# START OF DATASET ROWS
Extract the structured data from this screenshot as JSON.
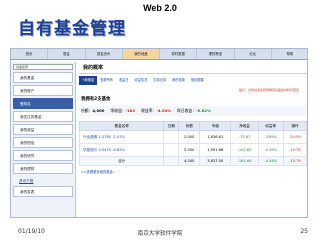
{
  "header": {
    "top_label": "Web 2.0",
    "title": "自有基金管理"
  },
  "nav": [
    "首页",
    "基金",
    "基金资讯",
    "我的地盘",
    "现时数据",
    "理财教室",
    "论坛",
    "帮助"
  ],
  "sidebar": {
    "select": "基金名称",
    "items": [
      "我的基金",
      "我的账户",
      "登陆名",
      "我关注的基金",
      "我的收益",
      "我的短信",
      "我的研究",
      "我的理财",
      "资讯下载",
      "我的发表"
    ],
    "active_index": 1
  },
  "main": {
    "panel_title": "我的概率",
    "tabs": [
      "+新基金",
      "查看所有",
      "收益日",
      "收益情况",
      "交易记录",
      "我的设置",
      "指标提醒"
    ],
    "notice": "提示：点击基金名称查看该基金的资料与配置",
    "section_title": "我拥有2支基金",
    "summary": [
      {
        "label": "份额：",
        "value": "4,000"
      },
      {
        "label": "净收益：",
        "value": "-182",
        "color": "red"
      },
      {
        "label": "收益率：",
        "value": "-4.54%",
        "color": "red"
      },
      {
        "label": "昨日收益：",
        "value": "-0.82%",
        "color": "green"
      }
    ],
    "table": {
      "headers": [
        "基金名称",
        "日期",
        "份额",
        "市值",
        "净收益",
        "收益率",
        "操作"
      ],
      "rows": [
        {
          "name": "兴业趋势 1.2780 -1.07%",
          "date": "",
          "shares": "2,000",
          "value": "1,836.81",
          "gain": "-73.67",
          "rate": "-3.89%",
          "op": "-24.59"
        },
        {
          "name": "华夏成长 2.0470 -0.82%",
          "date": "",
          "shares": "2,000",
          "value": "1,901.68",
          "gain": "-107.62",
          "rate": "-5.39%",
          "op": "-15.78"
        }
      ],
      "total": {
        "name": "合计",
        "shares": "4,000",
        "value": "3,837.50",
        "gain": "-181.69",
        "rate": "-4.54%",
        "op": "-15.79"
      }
    },
    "more_link": ">>查看更多我的基金..."
  },
  "footer": {
    "date": "01/19/10",
    "institution": "南京大学软件学院",
    "page": "25"
  }
}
# END OF DATASET ROWS
Reproduce the material word for word, minus the images.

- EXPECTED OUTPUT
Extract the structured data from this screenshot as JSON.
{
  "header": {
    "top_label": "Web 2.0",
    "title": "自有基金管理"
  },
  "nav": [
    "首页",
    "基金",
    "基金资讯",
    "我的地盘",
    "现时数据",
    "理财教室",
    "论坛",
    "帮助"
  ],
  "sidebar": {
    "select": "基金名称",
    "items": [
      "我的基金",
      "我的账户",
      "登陆名",
      "我关注的基金",
      "我的收益",
      "我的短信",
      "我的研究",
      "我的理财",
      "资讯下载",
      "我的发表"
    ],
    "active_index": 1
  },
  "main": {
    "panel_title": "我的概率",
    "tabs": [
      "+新基金",
      "查看所有",
      "收益日",
      "收益情况",
      "交易记录",
      "我的设置",
      "指标提醒"
    ],
    "notice": "提示：点击基金名称查看该基金的资料与配置",
    "section_title": "我拥有2支基金",
    "summary": [
      {
        "label": "份额：",
        "value": "4,000"
      },
      {
        "label": "净收益：",
        "value": "-182",
        "color": "red"
      },
      {
        "label": "收益率：",
        "value": "-4.54%",
        "color": "red"
      },
      {
        "label": "昨日收益：",
        "value": "-0.82%",
        "color": "green"
      }
    ],
    "table": {
      "headers": [
        "基金名称",
        "日期",
        "份额",
        "市值",
        "净收益",
        "收益率",
        "操作"
      ],
      "rows": [
        {
          "name": "兴业趋势 1.2780 -1.07%",
          "date": "",
          "shares": "2,000",
          "value": "1,836.81",
          "gain": "-73.67",
          "rate": "-3.89%",
          "op": "-24.59"
        },
        {
          "name": "华夏成长 2.0470 -0.82%",
          "date": "",
          "shares": "2,000",
          "value": "1,901.68",
          "gain": "-107.62",
          "rate": "-5.39%",
          "op": "-15.78"
        }
      ],
      "total": {
        "name": "合计",
        "shares": "4,000",
        "value": "3,837.50",
        "gain": "-181.69",
        "rate": "-4.54%",
        "op": "-15.79"
      }
    },
    "more_link": ">>查看更多我的基金..."
  },
  "footer": {
    "date": "01/19/10",
    "institution": "南京大学软件学院",
    "page": "25"
  }
}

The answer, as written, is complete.